### Description of the task
Rewrite the records below, changing every "Webhook Setup" to "Webhook Configuration" and leaving everything else as it is.

[START Excerpted records]

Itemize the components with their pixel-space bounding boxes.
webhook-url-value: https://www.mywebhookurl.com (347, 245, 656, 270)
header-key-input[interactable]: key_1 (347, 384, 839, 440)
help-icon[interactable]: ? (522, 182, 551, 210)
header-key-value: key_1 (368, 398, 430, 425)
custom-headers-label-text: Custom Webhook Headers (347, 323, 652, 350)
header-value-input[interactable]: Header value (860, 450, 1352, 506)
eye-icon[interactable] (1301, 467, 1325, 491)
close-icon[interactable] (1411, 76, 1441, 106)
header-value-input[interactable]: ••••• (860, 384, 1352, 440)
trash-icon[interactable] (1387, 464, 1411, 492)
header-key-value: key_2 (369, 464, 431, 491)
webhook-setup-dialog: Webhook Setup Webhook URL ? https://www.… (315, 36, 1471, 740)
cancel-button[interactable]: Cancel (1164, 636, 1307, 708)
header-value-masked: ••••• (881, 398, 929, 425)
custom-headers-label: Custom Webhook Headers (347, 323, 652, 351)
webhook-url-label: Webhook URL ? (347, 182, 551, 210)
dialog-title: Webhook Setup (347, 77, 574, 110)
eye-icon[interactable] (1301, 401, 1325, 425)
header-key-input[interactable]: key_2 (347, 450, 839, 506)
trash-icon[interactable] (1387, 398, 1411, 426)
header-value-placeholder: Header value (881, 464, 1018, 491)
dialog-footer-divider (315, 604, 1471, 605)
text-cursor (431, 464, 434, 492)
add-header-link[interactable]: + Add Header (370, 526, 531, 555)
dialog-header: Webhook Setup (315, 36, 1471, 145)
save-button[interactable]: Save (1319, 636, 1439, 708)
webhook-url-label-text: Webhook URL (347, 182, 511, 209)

[END Excerpted records]

### Exercise response
Itemize the components with their pixel-space bounding boxes.
webhook-url-value: https://www.mywebhookurl.com (347, 245, 656, 270)
header-key-input[interactable]: key_1 (347, 384, 839, 440)
help-icon[interactable]: ? (522, 182, 551, 210)
header-key-value: key_1 (368, 398, 430, 425)
custom-headers-label-text: Custom Webhook Headers (347, 323, 652, 350)
header-value-input[interactable]: Header value (860, 450, 1352, 506)
eye-icon[interactable] (1301, 467, 1325, 491)
close-icon[interactable] (1411, 76, 1441, 106)
header-value-input[interactable]: ••••• (860, 384, 1352, 440)
trash-icon[interactable] (1387, 464, 1411, 492)
header-key-value: key_2 (369, 464, 431, 491)
webhook-setup-dialog: Webhook Configuration Webhook URL ? https://www.… (315, 36, 1471, 740)
cancel-button[interactable]: Cancel (1164, 636, 1307, 708)
header-value-masked: ••••• (881, 398, 929, 425)
custom-headers-label: Custom Webhook Headers (347, 323, 652, 351)
webhook-url-label: Webhook URL ? (347, 182, 551, 210)
dialog-title: Webhook Configuration (347, 77, 574, 110)
eye-icon[interactable] (1301, 401, 1325, 425)
header-key-input[interactable]: key_2 (347, 450, 839, 506)
trash-icon[interactable] (1387, 398, 1411, 426)
header-value-placeholder: Header value (881, 464, 1018, 491)
dialog-footer-divider (315, 604, 1471, 605)
text-cursor (431, 464, 434, 492)
add-header-link[interactable]: + Add Header (370, 526, 531, 555)
dialog-header: Webhook Configuration (315, 36, 1471, 145)
save-button[interactable]: Save (1319, 636, 1439, 708)
webhook-url-label-text: Webhook URL (347, 182, 511, 209)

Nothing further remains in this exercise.